[Start]

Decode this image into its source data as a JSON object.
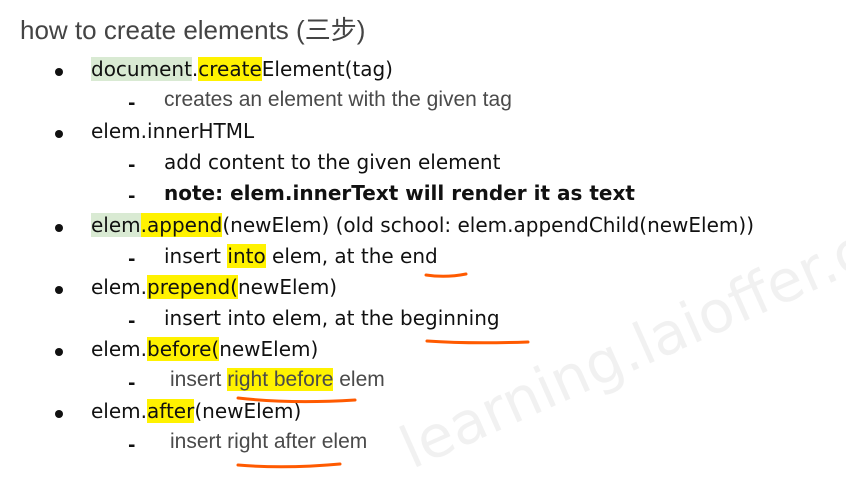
{
  "title": "how to create elements (三步)",
  "watermark": "learning.laioffer.com",
  "colors": {
    "green_highlight": "#d9ead3",
    "yellow_highlight": "#fff200",
    "underline": "#ff5a00"
  },
  "lines": [
    {
      "level": 1,
      "segments": [
        {
          "t": "document",
          "hl": "green"
        },
        {
          "t": "."
        },
        {
          "t": "create",
          "hl": "yellow"
        },
        {
          "t": "Element(tag)"
        }
      ]
    },
    {
      "level": 2,
      "segments": [
        {
          "t": "creates an element with the given tag"
        }
      ]
    },
    {
      "level": 1,
      "segments": [
        {
          "t": "elem.innerHTML"
        }
      ]
    },
    {
      "level": 2,
      "segments": [
        {
          "t": "add content to the given element"
        }
      ]
    },
    {
      "level": 2,
      "segments": [
        {
          "t": "note: elem.innerText will render it as text"
        }
      ]
    },
    {
      "level": 1,
      "segments": [
        {
          "t": "elem",
          "hl": "green"
        },
        {
          "t": ".append",
          "hl": "yellow"
        },
        {
          "t": "(newElem) (old school: elem.appendChild(newElem))"
        }
      ]
    },
    {
      "level": 2,
      "segments": [
        {
          "t": "insert "
        },
        {
          "t": "into",
          "hl": "yellow"
        },
        {
          "t": " elem, at the end"
        }
      ]
    },
    {
      "level": 1,
      "segments": [
        {
          "t": "elem."
        },
        {
          "t": "prepend(",
          "hl": "yellow"
        },
        {
          "t": "newElem)"
        }
      ]
    },
    {
      "level": 2,
      "segments": [
        {
          "t": "insert into elem, at the beginning"
        }
      ]
    },
    {
      "level": 1,
      "segments": [
        {
          "t": "elem."
        },
        {
          "t": "before(",
          "hl": "yellow"
        },
        {
          "t": "newElem)"
        }
      ]
    },
    {
      "level": 2,
      "segments": [
        {
          "t": "insert "
        },
        {
          "t": "right before",
          "hl": "yellow"
        },
        {
          "t": " elem"
        }
      ]
    },
    {
      "level": 1,
      "segments": [
        {
          "t": "elem."
        },
        {
          "t": "after",
          "hl": "yellow"
        },
        {
          "t": "(newElem)"
        }
      ]
    },
    {
      "level": 2,
      "segments": [
        {
          "t": "insert right after elem"
        }
      ]
    }
  ]
}
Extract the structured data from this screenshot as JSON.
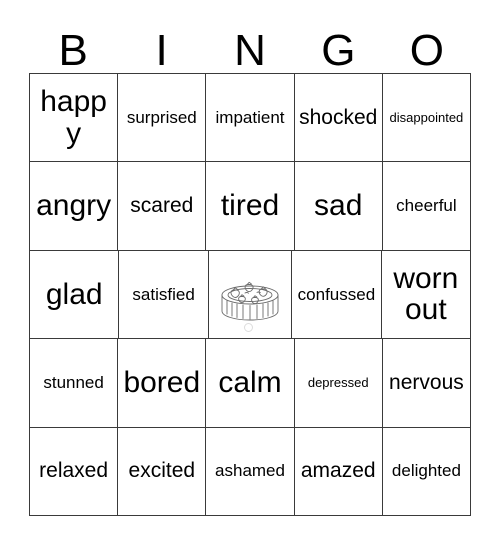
{
  "card": {
    "header_letters": [
      "B",
      "I",
      "N",
      "G",
      "O"
    ],
    "rows": [
      [
        {
          "text": "happy",
          "size": "fs-xl"
        },
        {
          "text": "surprised",
          "size": "fs-sm"
        },
        {
          "text": "impatient",
          "size": "fs-sm"
        },
        {
          "text": "shocked",
          "size": "fs-md"
        },
        {
          "text": "disappointed",
          "size": "fs-xs"
        }
      ],
      [
        {
          "text": "angry",
          "size": "fs-xl"
        },
        {
          "text": "scared",
          "size": "fs-md"
        },
        {
          "text": "tired",
          "size": "fs-xl"
        },
        {
          "text": "sad",
          "size": "fs-xl"
        },
        {
          "text": "cheerful",
          "size": "fs-sm"
        }
      ],
      [
        {
          "text": "glad",
          "size": "fs-xl"
        },
        {
          "text": "satisfied",
          "size": "fs-sm"
        },
        {
          "text": "",
          "size": "free",
          "free_space": true,
          "image": "strawberry-cake-illustration"
        },
        {
          "text": "confussed",
          "size": "fs-sm"
        },
        {
          "text": "worn out",
          "size": "fs-xl"
        }
      ],
      [
        {
          "text": "stunned",
          "size": "fs-sm"
        },
        {
          "text": "bored",
          "size": "fs-xl"
        },
        {
          "text": "calm",
          "size": "fs-xl"
        },
        {
          "text": "depressed",
          "size": "fs-xs"
        },
        {
          "text": "nervous",
          "size": "fs-md"
        }
      ],
      [
        {
          "text": "relaxed",
          "size": "fs-md"
        },
        {
          "text": "excited",
          "size": "fs-md"
        },
        {
          "text": "ashamed",
          "size": "fs-sm"
        },
        {
          "text": "amazed",
          "size": "fs-md"
        },
        {
          "text": "delighted",
          "size": "fs-sm"
        }
      ]
    ],
    "watermark": {
      "text": "",
      "legible": false
    },
    "colors": {
      "text": "#000000",
      "grid_line": "#3a3a3a",
      "background": "#ffffff",
      "illustration": "#6b6b6b",
      "watermark": "#9a9a9a"
    }
  }
}
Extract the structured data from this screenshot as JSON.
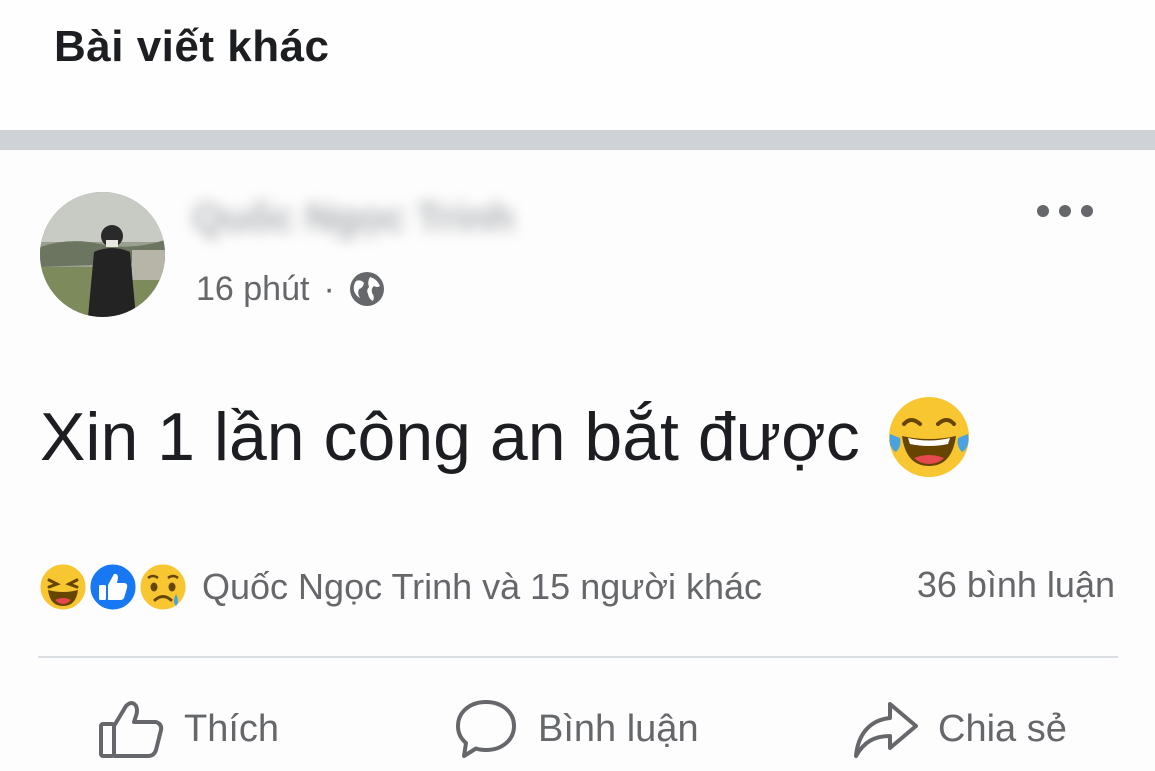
{
  "section": {
    "title": "Bài viết khác"
  },
  "post": {
    "author_name": "Quốc Ngọc Trinh",
    "time": "16 phút",
    "separator": "·",
    "privacy_icon": "globe-icon",
    "text": "Xin 1 lần công an bắt được",
    "text_emoji": "laugh-crying-emoji",
    "reaction_icons": [
      "haha-reaction-icon",
      "like-reaction-icon",
      "sad-reaction-icon"
    ],
    "reaction_summary": "Quốc Ngọc Trinh và 15 người khác",
    "comment_count": "36 bình luận",
    "actions": [
      {
        "label": "Thích",
        "icon": "thumbs-up-icon"
      },
      {
        "label": "Bình luận",
        "icon": "comment-icon"
      },
      {
        "label": "Chia sẻ",
        "icon": "share-icon"
      }
    ]
  },
  "colors": {
    "text_primary": "#1c1e21",
    "text_secondary": "#65676b",
    "separator": "#cfd2d6",
    "like_blue": "#1877f2",
    "emoji_yellow": "#f7c631"
  }
}
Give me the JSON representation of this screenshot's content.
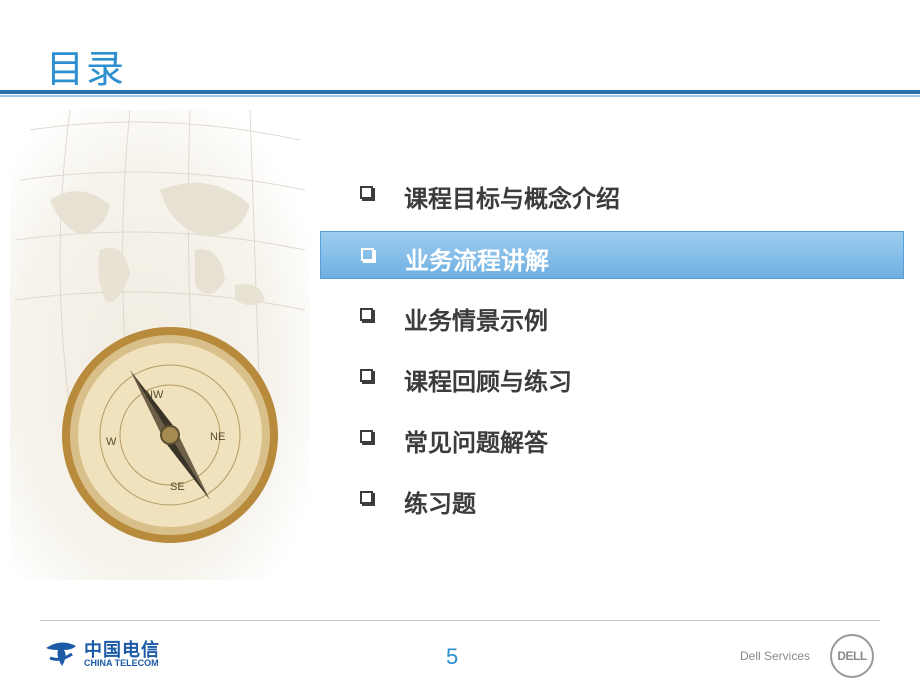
{
  "slide": {
    "title": "目录",
    "accent_color": "#2b8fd0"
  },
  "menu": {
    "items": [
      {
        "label": "课程目标与概念介绍",
        "active": false
      },
      {
        "label": "业务流程讲解",
        "active": true
      },
      {
        "label": "业务情景示例",
        "active": false
      },
      {
        "label": "课程回顾与练习",
        "active": false
      },
      {
        "label": "常见问题解答",
        "active": false
      },
      {
        "label": "练习题",
        "active": false
      }
    ],
    "bullet_icon": "checkbox-bullet-icon"
  },
  "footer": {
    "brand_cn": "中国电信",
    "brand_en": "CHINA TELECOM",
    "page_number": "5",
    "vendor_text": "Dell Services",
    "vendor_logo": "DELL"
  }
}
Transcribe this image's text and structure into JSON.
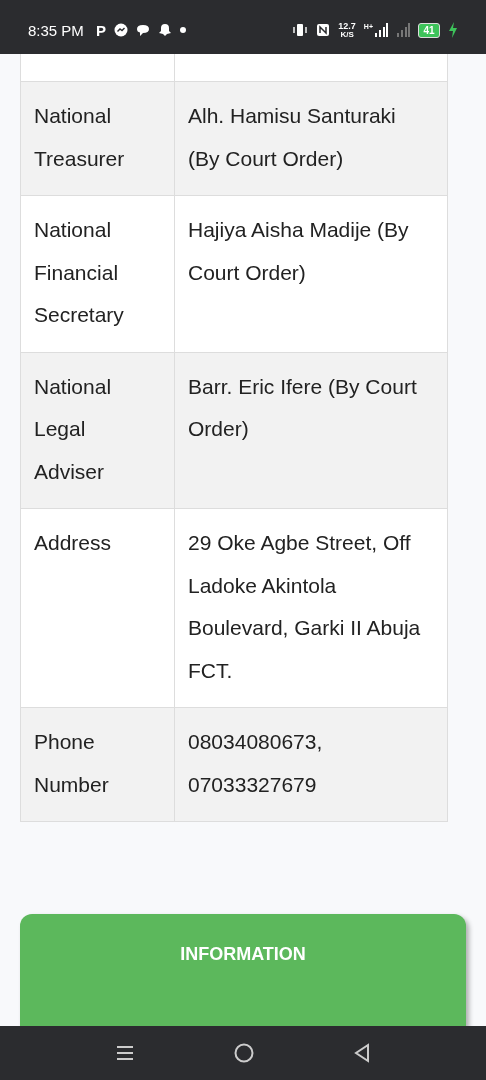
{
  "status_bar": {
    "time": "8:35 PM",
    "app_letter": "P",
    "speed": "12.7",
    "speed_unit": "K/S",
    "network": "H+",
    "battery": "41",
    "charging": true
  },
  "table": {
    "rows": [
      {
        "label": "National Treasurer",
        "value": "Alh. Hamisu Santuraki (By Court Order)"
      },
      {
        "label": "National Financial Secretary",
        "value": "Hajiya Aisha Madije (By Court Order)"
      },
      {
        "label": "National Legal Adviser",
        "value": "Barr. Eric Ifere (By Court Order)"
      },
      {
        "label": "Address",
        "value": "29 Oke Agbe Street, Off Ladoke Akintola Boulevard, Garki II Abuja FCT."
      },
      {
        "label": "Phone Number",
        "value": "08034080673, 07033327679"
      }
    ]
  },
  "info_card": {
    "title": "INFORMATION"
  }
}
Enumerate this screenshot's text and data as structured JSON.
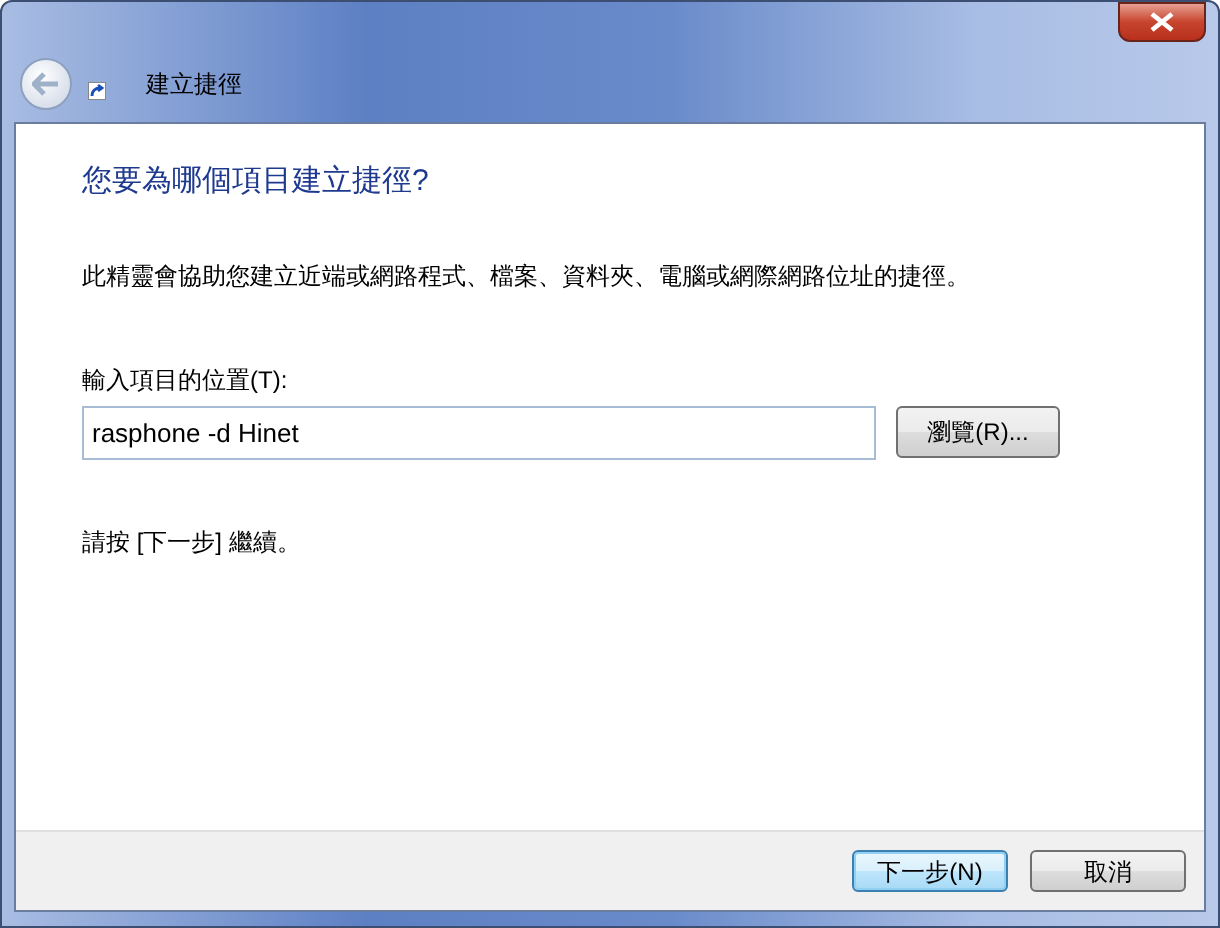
{
  "window": {
    "title": "建立捷徑"
  },
  "heading": "您要為哪個項目建立捷徑?",
  "description": "此精靈會協助您建立近端或網路程式、檔案、資料夾、電腦或網際網路位址的捷徑。",
  "location": {
    "label": "輸入項目的位置(T):",
    "value": "rasphone -d Hinet",
    "browse_button": "瀏覽(R)..."
  },
  "hint": "請按 [下一步] 繼續。",
  "buttons": [
    {
      "label": "下一步(N)",
      "selected": true
    },
    {
      "label": "取消",
      "selected": false
    }
  ]
}
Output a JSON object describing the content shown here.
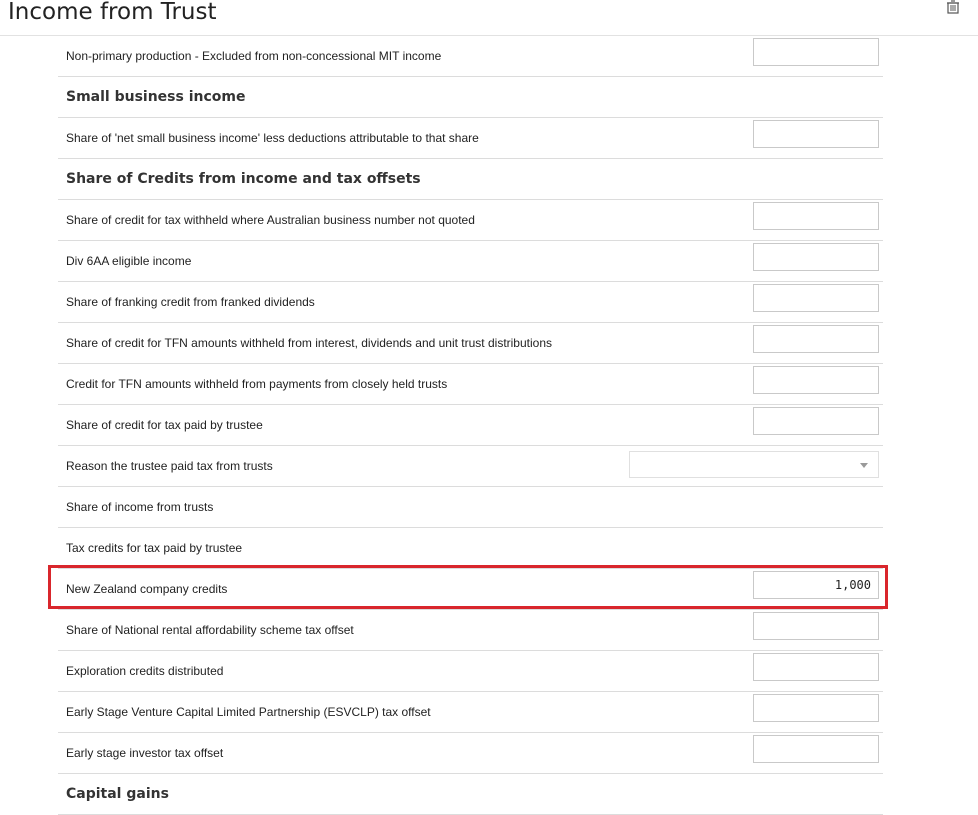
{
  "header": {
    "title": "Income from Trust",
    "delete_icon": "trash-icon"
  },
  "rows": [
    {
      "label": "Non-primary production - Excluded from non-concessional MIT income",
      "type": "input",
      "value": ""
    },
    {
      "label": "Small business income",
      "type": "section"
    },
    {
      "label": "Share of 'net small business income' less deductions attributable to that share",
      "type": "input",
      "value": ""
    },
    {
      "label": "Share of Credits from income and tax offsets",
      "type": "section"
    },
    {
      "label": "Share of credit for tax withheld where Australian business number not quoted",
      "type": "input",
      "value": ""
    },
    {
      "label": "Div 6AA eligible income",
      "type": "input",
      "value": ""
    },
    {
      "label": "Share of franking credit from franked dividends",
      "type": "input",
      "value": ""
    },
    {
      "label": "Share of credit for TFN amounts withheld from interest, dividends and unit trust distributions",
      "type": "input",
      "value": ""
    },
    {
      "label": "Credit for TFN amounts withheld from payments from closely held trusts",
      "type": "input",
      "value": ""
    },
    {
      "label": "Share of credit for tax paid by trustee",
      "type": "input",
      "value": ""
    },
    {
      "label": "Reason the trustee paid tax from trusts",
      "type": "select",
      "value": ""
    },
    {
      "label": "Share of income from trusts",
      "type": "text"
    },
    {
      "label": "Tax credits for tax paid by trustee",
      "type": "text"
    },
    {
      "label": "New Zealand company credits",
      "type": "input",
      "value": "1,000"
    },
    {
      "label": "Share of National rental affordability scheme tax offset",
      "type": "input",
      "value": ""
    },
    {
      "label": "Exploration credits distributed",
      "type": "input",
      "value": ""
    },
    {
      "label": "Early Stage Venture Capital Limited Partnership (ESVCLP) tax offset",
      "type": "input",
      "value": ""
    },
    {
      "label": "Early stage investor tax offset",
      "type": "input",
      "value": ""
    },
    {
      "label": "Capital gains",
      "type": "section"
    }
  ],
  "highlight_color": "#d9262c"
}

[End]

> _SET PROBLEM_:
Copy each line in the data that holds the word "dividends".

> _RESULT OF THE TASK_:
      "label": "Share of franking credit from franked dividends",
      "label": "Share of credit for TFN amounts withheld from interest, dividends and unit trust distributions",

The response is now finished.